▶ **PAGE EXTRACT**:
By Robin Gomes
Caritas Indonesia has joined the government, the United Nations and other agencies in reaching out to the affected people following the disaster caused by a cyclone in the southeast of the nation on Easter Sunday.
Floods and landslides
Rescuers were searching for dozens of people still missing on Tuesday after floods and landslides swept away villages in eastern Indonesia and the neighbouring Catholic-majority nation of Timor-Leste or East Timor. At least 120 have been reported dead in the two countries with thousands displaced.
Two days of torrential rains from tropical cyclone Seroja destroyed houses, public facilities, communications, roads and bridges, and turned villages and small communities into wastelands of mud, sending sent about 10,000 people fleeing to shelters across the two neighbouring Southeast Asian nations.
Indonesia's disaster management agency, BNPB, had earlier reported 128 dead and 72 missing. However, on Tuesday, it revised down the death toll to 86 and raised the number of missing to 98. The agency blamed the discrepancy on miscommunication with local agencies.

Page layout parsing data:
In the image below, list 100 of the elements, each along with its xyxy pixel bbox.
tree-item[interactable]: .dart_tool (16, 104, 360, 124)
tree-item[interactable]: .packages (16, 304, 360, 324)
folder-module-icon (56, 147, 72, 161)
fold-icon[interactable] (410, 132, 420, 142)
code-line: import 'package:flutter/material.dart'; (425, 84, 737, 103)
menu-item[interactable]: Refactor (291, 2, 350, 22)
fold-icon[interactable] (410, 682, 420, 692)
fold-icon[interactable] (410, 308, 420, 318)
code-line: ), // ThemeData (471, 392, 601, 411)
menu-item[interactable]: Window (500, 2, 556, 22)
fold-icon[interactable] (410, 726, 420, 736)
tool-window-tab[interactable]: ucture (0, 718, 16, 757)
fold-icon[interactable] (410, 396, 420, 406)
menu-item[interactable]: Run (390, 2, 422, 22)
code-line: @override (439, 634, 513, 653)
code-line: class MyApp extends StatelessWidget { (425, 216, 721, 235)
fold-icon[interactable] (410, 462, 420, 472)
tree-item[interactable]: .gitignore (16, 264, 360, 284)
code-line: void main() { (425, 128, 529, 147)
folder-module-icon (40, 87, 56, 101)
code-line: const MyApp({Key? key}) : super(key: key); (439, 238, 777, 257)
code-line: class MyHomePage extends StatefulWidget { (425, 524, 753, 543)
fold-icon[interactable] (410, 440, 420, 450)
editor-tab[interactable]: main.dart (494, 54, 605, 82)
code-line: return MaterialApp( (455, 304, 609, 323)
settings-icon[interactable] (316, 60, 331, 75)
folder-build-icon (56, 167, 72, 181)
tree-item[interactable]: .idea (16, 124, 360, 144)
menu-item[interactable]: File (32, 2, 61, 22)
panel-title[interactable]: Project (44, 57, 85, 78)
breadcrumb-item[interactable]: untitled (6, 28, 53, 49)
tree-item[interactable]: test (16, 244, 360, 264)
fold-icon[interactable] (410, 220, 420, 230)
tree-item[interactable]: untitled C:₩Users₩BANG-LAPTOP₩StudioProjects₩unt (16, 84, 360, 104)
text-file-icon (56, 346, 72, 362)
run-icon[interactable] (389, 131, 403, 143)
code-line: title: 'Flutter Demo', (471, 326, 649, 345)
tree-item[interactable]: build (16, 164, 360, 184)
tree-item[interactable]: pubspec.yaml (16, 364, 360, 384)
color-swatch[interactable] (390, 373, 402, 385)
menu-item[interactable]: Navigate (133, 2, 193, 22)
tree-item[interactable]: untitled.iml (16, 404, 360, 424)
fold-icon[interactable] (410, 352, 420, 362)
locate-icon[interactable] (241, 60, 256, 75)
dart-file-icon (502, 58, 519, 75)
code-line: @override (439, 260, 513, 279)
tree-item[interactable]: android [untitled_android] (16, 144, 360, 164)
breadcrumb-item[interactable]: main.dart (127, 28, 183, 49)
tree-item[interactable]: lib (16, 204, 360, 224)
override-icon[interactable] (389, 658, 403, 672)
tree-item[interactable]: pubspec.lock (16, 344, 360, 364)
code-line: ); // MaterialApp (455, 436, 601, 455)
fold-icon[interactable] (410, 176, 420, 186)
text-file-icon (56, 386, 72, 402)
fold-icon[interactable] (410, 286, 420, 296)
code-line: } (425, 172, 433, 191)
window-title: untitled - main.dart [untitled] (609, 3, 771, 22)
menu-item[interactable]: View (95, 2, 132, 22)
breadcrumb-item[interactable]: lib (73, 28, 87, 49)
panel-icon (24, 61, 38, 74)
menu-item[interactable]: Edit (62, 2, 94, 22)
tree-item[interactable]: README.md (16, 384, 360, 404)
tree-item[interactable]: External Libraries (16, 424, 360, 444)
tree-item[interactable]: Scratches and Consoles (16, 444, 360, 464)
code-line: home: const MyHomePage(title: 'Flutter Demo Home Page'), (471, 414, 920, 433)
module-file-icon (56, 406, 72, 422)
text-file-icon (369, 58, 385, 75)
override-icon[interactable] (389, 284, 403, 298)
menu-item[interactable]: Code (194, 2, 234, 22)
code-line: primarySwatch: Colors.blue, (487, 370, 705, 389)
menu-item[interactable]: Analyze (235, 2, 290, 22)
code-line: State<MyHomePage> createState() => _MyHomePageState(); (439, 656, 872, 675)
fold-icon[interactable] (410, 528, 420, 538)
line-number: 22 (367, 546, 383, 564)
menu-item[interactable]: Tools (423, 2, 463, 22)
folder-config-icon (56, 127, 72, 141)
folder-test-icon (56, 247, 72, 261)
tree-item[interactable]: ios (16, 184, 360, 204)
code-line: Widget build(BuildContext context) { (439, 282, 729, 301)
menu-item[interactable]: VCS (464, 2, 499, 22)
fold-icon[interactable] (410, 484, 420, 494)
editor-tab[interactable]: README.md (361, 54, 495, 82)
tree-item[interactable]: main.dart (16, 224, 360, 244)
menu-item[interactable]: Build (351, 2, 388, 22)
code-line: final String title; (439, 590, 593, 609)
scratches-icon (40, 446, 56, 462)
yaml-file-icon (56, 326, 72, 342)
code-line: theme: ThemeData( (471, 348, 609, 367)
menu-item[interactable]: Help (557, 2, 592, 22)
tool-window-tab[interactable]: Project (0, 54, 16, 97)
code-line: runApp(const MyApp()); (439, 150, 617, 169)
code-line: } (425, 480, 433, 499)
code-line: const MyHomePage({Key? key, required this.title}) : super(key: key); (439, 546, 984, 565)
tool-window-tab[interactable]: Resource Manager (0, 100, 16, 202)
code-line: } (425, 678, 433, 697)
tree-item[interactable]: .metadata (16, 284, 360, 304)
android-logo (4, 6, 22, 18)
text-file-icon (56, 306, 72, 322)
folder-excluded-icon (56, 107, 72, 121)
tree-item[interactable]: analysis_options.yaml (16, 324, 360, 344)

▶ **WHAT THE TASK ASKS**:
In the article about the cyclone in Indonesia, quote the passage from "Two days of" to "with local agencies." word for word.

▶ **YOUR RESPONSE**:
Two days of torrential rains from tropical cyclone Seroja destroyed houses, public facilities, communications, roads and bridges, and turned villages and small communities into wastelands of mud, sending sent about 10,000 people fleeing to shelters across the two neighbouring Southeast Asian nations.
Indonesia's disaster management agency, BNPB, had earlier reported 128 dead and 72 missing. However, on Tuesday, it revised down the death toll to 86 and raised the number of missing to 98. The agency blamed the discrepancy on miscommunication with local agencies.